• Collected data entries:
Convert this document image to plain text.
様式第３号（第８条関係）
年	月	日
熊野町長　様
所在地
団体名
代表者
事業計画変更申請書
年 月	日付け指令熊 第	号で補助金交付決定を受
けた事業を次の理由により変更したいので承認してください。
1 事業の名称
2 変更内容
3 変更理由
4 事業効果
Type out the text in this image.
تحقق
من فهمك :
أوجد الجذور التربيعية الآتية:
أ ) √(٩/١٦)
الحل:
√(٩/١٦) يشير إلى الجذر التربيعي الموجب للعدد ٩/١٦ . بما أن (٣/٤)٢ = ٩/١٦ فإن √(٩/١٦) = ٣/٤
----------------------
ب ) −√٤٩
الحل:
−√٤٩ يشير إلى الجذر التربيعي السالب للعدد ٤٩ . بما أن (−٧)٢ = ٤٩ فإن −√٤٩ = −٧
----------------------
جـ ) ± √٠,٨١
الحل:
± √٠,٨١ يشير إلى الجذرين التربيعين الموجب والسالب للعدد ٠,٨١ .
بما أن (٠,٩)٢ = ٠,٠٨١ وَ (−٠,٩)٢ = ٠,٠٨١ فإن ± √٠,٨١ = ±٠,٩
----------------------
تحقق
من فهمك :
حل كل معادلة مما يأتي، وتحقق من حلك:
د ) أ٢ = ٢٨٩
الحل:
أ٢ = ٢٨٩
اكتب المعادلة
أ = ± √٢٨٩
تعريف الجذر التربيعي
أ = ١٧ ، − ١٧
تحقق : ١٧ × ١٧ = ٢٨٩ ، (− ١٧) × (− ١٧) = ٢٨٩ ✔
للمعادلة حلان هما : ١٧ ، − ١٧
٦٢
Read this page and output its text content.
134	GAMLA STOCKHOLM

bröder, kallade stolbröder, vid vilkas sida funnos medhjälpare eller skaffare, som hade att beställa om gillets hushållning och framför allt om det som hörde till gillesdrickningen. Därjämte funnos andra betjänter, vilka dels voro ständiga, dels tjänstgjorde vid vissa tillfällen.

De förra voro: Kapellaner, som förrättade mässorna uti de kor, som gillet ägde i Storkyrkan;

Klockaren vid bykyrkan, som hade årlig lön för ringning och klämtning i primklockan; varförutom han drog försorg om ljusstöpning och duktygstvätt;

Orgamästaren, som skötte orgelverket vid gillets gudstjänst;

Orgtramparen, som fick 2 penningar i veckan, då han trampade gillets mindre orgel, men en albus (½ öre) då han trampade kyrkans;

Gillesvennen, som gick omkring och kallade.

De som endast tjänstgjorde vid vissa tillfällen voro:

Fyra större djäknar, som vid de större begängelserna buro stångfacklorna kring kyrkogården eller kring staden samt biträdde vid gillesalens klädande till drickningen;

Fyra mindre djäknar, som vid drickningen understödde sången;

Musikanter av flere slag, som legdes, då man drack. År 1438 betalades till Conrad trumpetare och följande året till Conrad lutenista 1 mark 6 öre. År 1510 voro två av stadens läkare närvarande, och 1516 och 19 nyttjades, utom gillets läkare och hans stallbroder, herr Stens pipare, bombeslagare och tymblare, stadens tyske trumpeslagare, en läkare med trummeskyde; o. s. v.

• WRITTEN REQUEST: Repeat every line of the material exactly as given.

• SOLVED EXERCISE:
Convert this document image to plain text.
様式第３号（第８条関係）
年	月	日
熊野町長　様
所在地
団体名
代表者
事業計画変更申請書
年 月	日付け指令熊 第	号で補助金交付決定を受
けた事業を次の理由により変更したいので承認してください。
1 事業の名称
2 変更内容
3 変更理由
4 事業効果
Type out the text in this image.
تحقق
من فهمك :
أوجد الجذور التربيعية الآتية:
أ ) √(٩/١٦)
الحل:
√(٩/١٦) يشير إلى الجذر التربيعي الموجب للعدد ٩/١٦ . بما أن (٣/٤)٢ = ٩/١٦ فإن √(٩/١٦) = ٣/٤
----------------------
ب ) −√٤٩
الحل:
−√٤٩ يشير إلى الجذر التربيعي السالب للعدد ٤٩ . بما أن (−٧)٢ = ٤٩ فإن −√٤٩ = −٧
----------------------
جـ ) ± √٠,٨١
الحل:
± √٠,٨١ يشير إلى الجذرين التربيعين الموجب والسالب للعدد ٠,٨١ .
بما أن (٠,٩)٢ = ٠,٠٨١ وَ (−٠,٩)٢ = ٠,٠٨١ فإن ± √٠,٨١ = ±٠,٩
----------------------
تحقق
من فهمك :
حل كل معادلة مما يأتي، وتحقق من حلك:
د ) أ٢ = ٢٨٩
الحل:
أ٢ = ٢٨٩
اكتب المعادلة
أ = ± √٢٨٩
تعريف الجذر التربيعي
أ = ١٧ ، − ١٧
تحقق : ١٧ × ١٧ = ٢٨٩ ، (− ١٧) × (− ١٧) = ٢٨٩ ✔
للمعادلة حلان هما : ١٧ ، − ١٧
٦٢
Read this page and output its text content.
134	GAMLA STOCKHOLM

bröder, kallade stolbröder, vid vilkas sida funnos medhjälpare eller skaffare, som hade att beställa om gillets hushållning och framför allt om det som hörde till gillesdrickningen. Därjämte funnos andra betjänter, vilka dels voro ständiga, dels tjänstgjorde vid vissa tillfällen.

De förra voro: Kapellaner, som förrättade mässorna uti de kor, som gillet ägde i Storkyrkan;

Klockaren vid bykyrkan, som hade årlig lön för ringning och klämtning i primklockan; varförutom han drog försorg om ljusstöpning och duktygstvätt;

Orgamästaren, som skötte orgelverket vid gillets gudstjänst;

Orgtramparen, som fick 2 penningar i veckan, då han trampade gillets mindre orgel, men en albus (½ öre) då han trampade kyrkans;

Gillesvennen, som gick omkring och kallade.

De som endast tjänstgjorde vid vissa tillfällen voro:

Fyra större djäknar, som vid de större begängelserna buro stångfacklorna kring kyrkogården eller kring staden samt biträdde vid gillesalens klädande till drickningen;

Fyra mindre djäknar, som vid drickningen understödde sången;

Musikanter av flere slag, som legdes, då man drack. År 1438 betalades till Conrad trumpetare och följande året till Conrad lutenista 1 mark 6 öre. År 1510 voro två av stadens läkare närvarande, och 1516 och 19 nyttjades, utom gillets läkare och hans stallbroder, herr Stens pipare, bombeslagare och tymblare, stadens tyske trumpeslagare, en läkare med trummeskyde; o. s. v.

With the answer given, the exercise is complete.